Stored data entries
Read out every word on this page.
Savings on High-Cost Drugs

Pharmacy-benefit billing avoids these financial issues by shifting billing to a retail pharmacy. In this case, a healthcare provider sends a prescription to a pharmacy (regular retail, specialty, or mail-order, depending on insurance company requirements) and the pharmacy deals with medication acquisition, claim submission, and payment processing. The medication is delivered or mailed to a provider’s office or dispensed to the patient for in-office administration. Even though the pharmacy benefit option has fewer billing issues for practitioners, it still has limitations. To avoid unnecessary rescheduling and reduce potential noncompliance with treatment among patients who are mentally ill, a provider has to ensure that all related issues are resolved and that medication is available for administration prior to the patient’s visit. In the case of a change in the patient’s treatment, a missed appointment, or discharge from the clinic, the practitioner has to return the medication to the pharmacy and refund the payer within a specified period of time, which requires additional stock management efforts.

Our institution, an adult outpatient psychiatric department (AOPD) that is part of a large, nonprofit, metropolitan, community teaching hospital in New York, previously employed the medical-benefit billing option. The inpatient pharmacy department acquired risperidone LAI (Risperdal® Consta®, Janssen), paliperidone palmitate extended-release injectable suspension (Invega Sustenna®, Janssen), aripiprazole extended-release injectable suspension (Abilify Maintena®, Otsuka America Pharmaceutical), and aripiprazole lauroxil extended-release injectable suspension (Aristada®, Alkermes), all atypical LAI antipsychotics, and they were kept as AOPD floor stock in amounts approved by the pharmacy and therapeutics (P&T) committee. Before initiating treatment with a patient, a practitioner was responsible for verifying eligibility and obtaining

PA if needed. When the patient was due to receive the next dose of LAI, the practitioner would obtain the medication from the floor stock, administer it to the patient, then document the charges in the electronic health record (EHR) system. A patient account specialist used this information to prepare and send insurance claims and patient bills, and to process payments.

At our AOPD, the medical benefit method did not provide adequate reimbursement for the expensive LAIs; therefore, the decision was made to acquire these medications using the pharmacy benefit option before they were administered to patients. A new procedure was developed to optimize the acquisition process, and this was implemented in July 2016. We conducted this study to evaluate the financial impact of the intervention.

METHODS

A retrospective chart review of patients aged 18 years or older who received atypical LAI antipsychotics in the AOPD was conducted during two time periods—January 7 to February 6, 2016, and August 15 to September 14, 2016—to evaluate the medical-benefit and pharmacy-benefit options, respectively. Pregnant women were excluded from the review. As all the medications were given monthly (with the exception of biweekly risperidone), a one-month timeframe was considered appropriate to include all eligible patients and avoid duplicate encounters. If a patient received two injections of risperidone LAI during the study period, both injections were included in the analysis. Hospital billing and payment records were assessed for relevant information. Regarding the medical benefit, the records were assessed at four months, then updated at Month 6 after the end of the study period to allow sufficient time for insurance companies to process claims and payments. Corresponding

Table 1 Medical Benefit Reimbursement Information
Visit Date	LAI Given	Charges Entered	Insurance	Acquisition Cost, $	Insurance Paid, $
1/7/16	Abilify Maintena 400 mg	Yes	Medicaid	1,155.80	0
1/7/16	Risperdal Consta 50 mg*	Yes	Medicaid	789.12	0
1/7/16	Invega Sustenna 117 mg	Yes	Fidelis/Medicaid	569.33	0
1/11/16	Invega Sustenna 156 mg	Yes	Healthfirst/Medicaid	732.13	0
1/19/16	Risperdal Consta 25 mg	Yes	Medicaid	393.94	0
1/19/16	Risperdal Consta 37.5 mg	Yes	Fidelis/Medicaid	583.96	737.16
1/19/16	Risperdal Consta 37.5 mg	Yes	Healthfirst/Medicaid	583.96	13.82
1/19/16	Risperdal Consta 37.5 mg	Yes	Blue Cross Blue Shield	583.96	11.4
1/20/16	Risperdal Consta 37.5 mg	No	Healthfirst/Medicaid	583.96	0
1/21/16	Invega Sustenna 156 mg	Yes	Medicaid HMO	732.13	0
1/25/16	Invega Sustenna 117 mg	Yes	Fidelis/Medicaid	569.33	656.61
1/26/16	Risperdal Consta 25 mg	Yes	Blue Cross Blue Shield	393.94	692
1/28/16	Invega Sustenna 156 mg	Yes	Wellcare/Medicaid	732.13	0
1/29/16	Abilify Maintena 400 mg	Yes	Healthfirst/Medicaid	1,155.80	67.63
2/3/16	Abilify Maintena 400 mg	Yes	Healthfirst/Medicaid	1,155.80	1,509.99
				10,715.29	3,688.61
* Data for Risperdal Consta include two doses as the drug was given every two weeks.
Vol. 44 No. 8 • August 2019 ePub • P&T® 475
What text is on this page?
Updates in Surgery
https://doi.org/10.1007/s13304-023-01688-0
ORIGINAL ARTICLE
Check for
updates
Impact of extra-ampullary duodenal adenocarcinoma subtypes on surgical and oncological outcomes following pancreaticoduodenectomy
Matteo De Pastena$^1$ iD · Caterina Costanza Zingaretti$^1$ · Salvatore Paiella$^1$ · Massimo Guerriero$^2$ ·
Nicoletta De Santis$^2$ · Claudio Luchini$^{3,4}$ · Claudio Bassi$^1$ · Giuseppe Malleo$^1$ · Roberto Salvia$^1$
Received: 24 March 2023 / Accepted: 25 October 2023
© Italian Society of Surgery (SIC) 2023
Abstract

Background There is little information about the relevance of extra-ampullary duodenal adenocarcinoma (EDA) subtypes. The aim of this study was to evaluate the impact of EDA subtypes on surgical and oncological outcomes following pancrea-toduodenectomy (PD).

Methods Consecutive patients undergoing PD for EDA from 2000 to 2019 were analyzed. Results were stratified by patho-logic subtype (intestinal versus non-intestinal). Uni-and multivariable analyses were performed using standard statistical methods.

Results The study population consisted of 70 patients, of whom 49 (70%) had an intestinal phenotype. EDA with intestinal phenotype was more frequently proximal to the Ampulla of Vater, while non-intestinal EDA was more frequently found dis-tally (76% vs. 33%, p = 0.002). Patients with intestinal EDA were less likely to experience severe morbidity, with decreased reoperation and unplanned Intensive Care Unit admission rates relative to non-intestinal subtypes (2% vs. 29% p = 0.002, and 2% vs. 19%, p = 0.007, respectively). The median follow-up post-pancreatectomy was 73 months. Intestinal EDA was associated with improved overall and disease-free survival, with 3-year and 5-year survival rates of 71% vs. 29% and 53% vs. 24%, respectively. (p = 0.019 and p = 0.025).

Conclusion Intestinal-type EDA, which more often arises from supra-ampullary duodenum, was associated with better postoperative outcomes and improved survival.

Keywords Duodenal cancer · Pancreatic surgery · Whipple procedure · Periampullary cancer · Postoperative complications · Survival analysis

# [Your task]
Each entry above must be retyped exactly.

# [Exercise response]
Read out every word on this page.
Savings on High-Cost Drugs

Pharmacy-benefit billing avoids these financial issues by shifting billing to a retail pharmacy. In this case, a healthcare provider sends a prescription to a pharmacy (regular retail, specialty, or mail-order, depending on insurance company requirements) and the pharmacy deals with medication acquisition, claim submission, and payment processing. The medication is delivered or mailed to a provider’s office or dispensed to the patient for in-office administration. Even though the pharmacy benefit option has fewer billing issues for practitioners, it still has limitations. To avoid unnecessary rescheduling and reduce potential noncompliance with treatment among patients who are mentally ill, a provider has to ensure that all related issues are resolved and that medication is available for administration prior to the patient’s visit. In the case of a change in the patient’s treatment, a missed appointment, or discharge from the clinic, the practitioner has to return the medication to the pharmacy and refund the payer within a specified period of time, which requires additional stock management efforts.

Our institution, an adult outpatient psychiatric department (AOPD) that is part of a large, nonprofit, metropolitan, community teaching hospital in New York, previously employed the medical-benefit billing option. The inpatient pharmacy department acquired risperidone LAI (Risperdal® Consta®, Janssen), paliperidone palmitate extended-release injectable suspension (Invega Sustenna®, Janssen), aripiprazole extended-release injectable suspension (Abilify Maintena®, Otsuka America Pharmaceutical), and aripiprazole lauroxil extended-release injectable suspension (Aristada®, Alkermes), all atypical LAI antipsychotics, and they were kept as AOPD floor stock in amounts approved by the pharmacy and therapeutics (P&T) committee. Before initiating treatment with a patient, a practitioner was responsible for verifying eligibility and obtaining

PA if needed. When the patient was due to receive the next dose of LAI, the practitioner would obtain the medication from the floor stock, administer it to the patient, then document the charges in the electronic health record (EHR) system. A patient account specialist used this information to prepare and send insurance claims and patient bills, and to process payments.

At our AOPD, the medical benefit method did not provide adequate reimbursement for the expensive LAIs; therefore, the decision was made to acquire these medications using the pharmacy benefit option before they were administered to patients. A new procedure was developed to optimize the acquisition process, and this was implemented in July 2016. We conducted this study to evaluate the financial impact of the intervention.

METHODS

A retrospective chart review of patients aged 18 years or older who received atypical LAI antipsychotics in the AOPD was conducted during two time periods—January 7 to February 6, 2016, and August 15 to September 14, 2016—to evaluate the medical-benefit and pharmacy-benefit options, respectively. Pregnant women were excluded from the review. As all the medications were given monthly (with the exception of biweekly risperidone), a one-month timeframe was considered appropriate to include all eligible patients and avoid duplicate encounters. If a patient received two injections of risperidone LAI during the study period, both injections were included in the analysis. Hospital billing and payment records were assessed for relevant information. Regarding the medical benefit, the records were assessed at four months, then updated at Month 6 after the end of the study period to allow sufficient time for insurance companies to process claims and payments. Corresponding

Table 1 Medical Benefit Reimbursement Information
Visit Date	LAI Given	Charges Entered	Insurance	Acquisition Cost, $	Insurance Paid, $
1/7/16	Abilify Maintena 400 mg	Yes	Medicaid	1,155.80	0
1/7/16	Risperdal Consta 50 mg*	Yes	Medicaid	789.12	0
1/7/16	Invega Sustenna 117 mg	Yes	Fidelis/Medicaid	569.33	0
1/11/16	Invega Sustenna 156 mg	Yes	Healthfirst/Medicaid	732.13	0
1/19/16	Risperdal Consta 25 mg	Yes	Medicaid	393.94	0
1/19/16	Risperdal Consta 37.5 mg	Yes	Fidelis/Medicaid	583.96	737.16
1/19/16	Risperdal Consta 37.5 mg	Yes	Healthfirst/Medicaid	583.96	13.82
1/19/16	Risperdal Consta 37.5 mg	Yes	Blue Cross Blue Shield	583.96	11.4
1/20/16	Risperdal Consta 37.5 mg	No	Healthfirst/Medicaid	583.96	0
1/21/16	Invega Sustenna 156 mg	Yes	Medicaid HMO	732.13	0
1/25/16	Invega Sustenna 117 mg	Yes	Fidelis/Medicaid	569.33	656.61
1/26/16	Risperdal Consta 25 mg	Yes	Blue Cross Blue Shield	393.94	692
1/28/16	Invega Sustenna 156 mg	Yes	Wellcare/Medicaid	732.13	0
1/29/16	Abilify Maintena 400 mg	Yes	Healthfirst/Medicaid	1,155.80	67.63
2/3/16	Abilify Maintena 400 mg	Yes	Healthfirst/Medicaid	1,155.80	1,509.99
				10,715.29	3,688.61
* Data for Risperdal Consta include two doses as the drug was given every two weeks.
Vol. 44 No. 8 • August 2019 ePub • P&T® 475
What text is on this page?
Updates in Surgery
https://doi.org/10.1007/s13304-023-01688-0
ORIGINAL ARTICLE
Check for
updates
Impact of extra-ampullary duodenal adenocarcinoma subtypes on surgical and oncological outcomes following pancreaticoduodenectomy
Matteo De Pastena$^1$ iD · Caterina Costanza Zingaretti$^1$ · Salvatore Paiella$^1$ · Massimo Guerriero$^2$ ·
Nicoletta De Santis$^2$ · Claudio Luchini$^{3,4}$ · Claudio Bassi$^1$ · Giuseppe Malleo$^1$ · Roberto Salvia$^1$
Received: 24 March 2023 / Accepted: 25 October 2023
© Italian Society of Surgery (SIC) 2023
Abstract

Background There is little information about the relevance of extra-ampullary duodenal adenocarcinoma (EDA) subtypes. The aim of this study was to evaluate the impact of EDA subtypes on surgical and oncological outcomes following pancrea-toduodenectomy (PD).

Methods Consecutive patients undergoing PD for EDA from 2000 to 2019 were analyzed. Results were stratified by patho-logic subtype (intestinal versus non-intestinal). Uni-and multivariable analyses were performed using standard statistical methods.

Results The study population consisted of 70 patients, of whom 49 (70%) had an intestinal phenotype. EDA with intestinal phenotype was more frequently proximal to the Ampulla of Vater, while non-intestinal EDA was more frequently found dis-tally (76% vs. 33%, p = 0.002). Patients with intestinal EDA were less likely to experience severe morbidity, with decreased reoperation and unplanned Intensive Care Unit admission rates relative to non-intestinal subtypes (2% vs. 29% p = 0.002, and 2% vs. 19%, p = 0.007, respectively). The median follow-up post-pancreatectomy was 73 months. Intestinal EDA was associated with improved overall and disease-free survival, with 3-year and 5-year survival rates of 71% vs. 29% and 53% vs. 24%, respectively. (p = 0.019 and p = 0.025).

Conclusion Intestinal-type EDA, which more often arises from supra-ampullary duodenum, was associated with better postoperative outcomes and improved survival.

Keywords Duodenal cancer · Pancreatic surgery · Whipple procedure · Periampullary cancer · Postoperative complications · Survival analysis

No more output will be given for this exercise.